Omit the images, then print each record below exactly as it reads.

--- PROVIDED RECORDS ---

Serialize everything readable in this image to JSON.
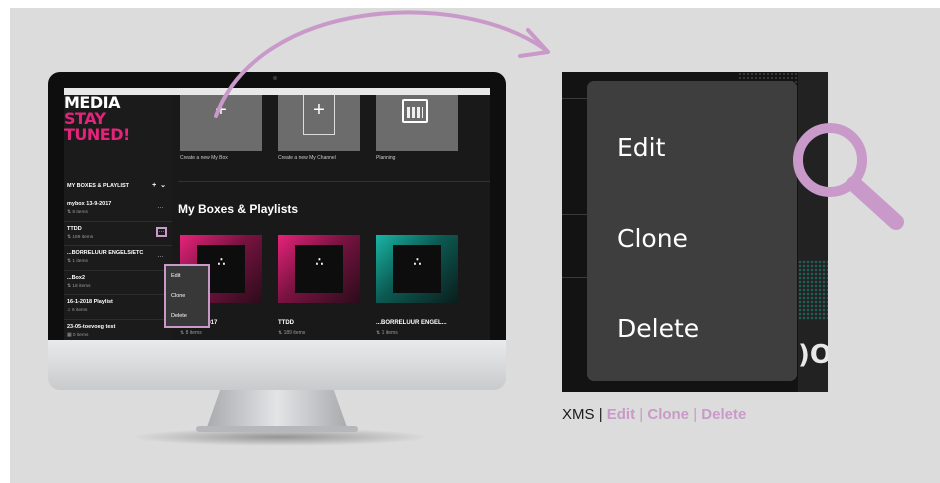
{
  "brand": {
    "line1": "MEDIA",
    "line2": "STAY",
    "line3": "TUNED!",
    "accent_color": "#e6237a"
  },
  "highlight_color": "#c99ac9",
  "sidebar": {
    "heading": "MY BOXES & PLAYLIST",
    "add_icon": "plus-icon",
    "collapse_icon": "chevron-down-icon",
    "items": [
      {
        "title": "mybox 13-9-2017",
        "meta": "8 items",
        "icon": "shuffle-icon"
      },
      {
        "title": "TTDD",
        "meta": "189 items",
        "icon": "shuffle-icon"
      },
      {
        "title": "...BORRELUUR ENGELS/ETC",
        "meta": "1 items",
        "icon": "shuffle-icon"
      },
      {
        "title": "...Box2",
        "meta": "18 items",
        "icon": "shuffle-icon"
      },
      {
        "title": "16-1-2018 Playlist",
        "meta": "6 items",
        "icon": "music-icon"
      },
      {
        "title": "23-05-toevoeg test",
        "meta": "0 items",
        "icon": "calendar-icon"
      }
    ],
    "more_glyph": "…"
  },
  "context_menu": {
    "items": [
      "Edit",
      "Clone",
      "Delete"
    ]
  },
  "main": {
    "tiles": [
      {
        "label": "Create a new My Box",
        "glyph": "+"
      },
      {
        "label": "Create a new My Channel",
        "glyph": "+"
      },
      {
        "label": "Planning",
        "glyph": ""
      }
    ],
    "section_title": "My Boxes & Playlists",
    "boxes": [
      {
        "title": "...x 13-9-2017",
        "meta": "8 items",
        "theme": "pink"
      },
      {
        "title": "TTDD",
        "meta": "189 items",
        "theme": "pink"
      },
      {
        "title": "...BORRELUUR ENGEL...",
        "meta": "1 items",
        "theme": "teal"
      }
    ],
    "box_logo": "∴"
  },
  "zoom": {
    "items": [
      "Edit",
      "Clone",
      "Delete"
    ],
    "fragment": ")OX"
  },
  "caption": {
    "prefix": "XMS",
    "sep": "|",
    "links": [
      "Edit",
      "Clone",
      "Delete"
    ]
  }
}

---

SOLUTION>
Serialize everything readable in this image to JSON.
{
  "brand": {
    "line1": "MEDIA",
    "line2": "STAY",
    "line3": "TUNED!",
    "accent_color": "#e6237a"
  },
  "highlight_color": "#c99ac9",
  "sidebar": {
    "heading": "MY BOXES & PLAYLIST",
    "add_icon": "plus-icon",
    "collapse_icon": "chevron-down-icon",
    "items": [
      {
        "title": "mybox 13-9-2017",
        "meta": "8 items",
        "icon": "shuffle-icon"
      },
      {
        "title": "TTDD",
        "meta": "189 items",
        "icon": "shuffle-icon"
      },
      {
        "title": "...BORRELUUR ENGELS/ETC",
        "meta": "1 items",
        "icon": "shuffle-icon"
      },
      {
        "title": "...Box2",
        "meta": "18 items",
        "icon": "shuffle-icon"
      },
      {
        "title": "16-1-2018 Playlist",
        "meta": "6 items",
        "icon": "music-icon"
      },
      {
        "title": "23-05-toevoeg test",
        "meta": "0 items",
        "icon": "calendar-icon"
      }
    ],
    "more_glyph": "…"
  },
  "context_menu": {
    "items": [
      "Edit",
      "Clone",
      "Delete"
    ]
  },
  "main": {
    "tiles": [
      {
        "label": "Create a new My Box",
        "glyph": "+"
      },
      {
        "label": "Create a new My Channel",
        "glyph": "+"
      },
      {
        "label": "Planning",
        "glyph": ""
      }
    ],
    "section_title": "My Boxes & Playlists",
    "boxes": [
      {
        "title": "...x 13-9-2017",
        "meta": "8 items",
        "theme": "pink"
      },
      {
        "title": "TTDD",
        "meta": "189 items",
        "theme": "pink"
      },
      {
        "title": "...BORRELUUR ENGEL...",
        "meta": "1 items",
        "theme": "teal"
      }
    ],
    "box_logo": "∴"
  },
  "zoom": {
    "items": [
      "Edit",
      "Clone",
      "Delete"
    ],
    "fragment": ")OX"
  },
  "caption": {
    "prefix": "XMS",
    "sep": "|",
    "links": [
      "Edit",
      "Clone",
      "Delete"
    ]
  }
}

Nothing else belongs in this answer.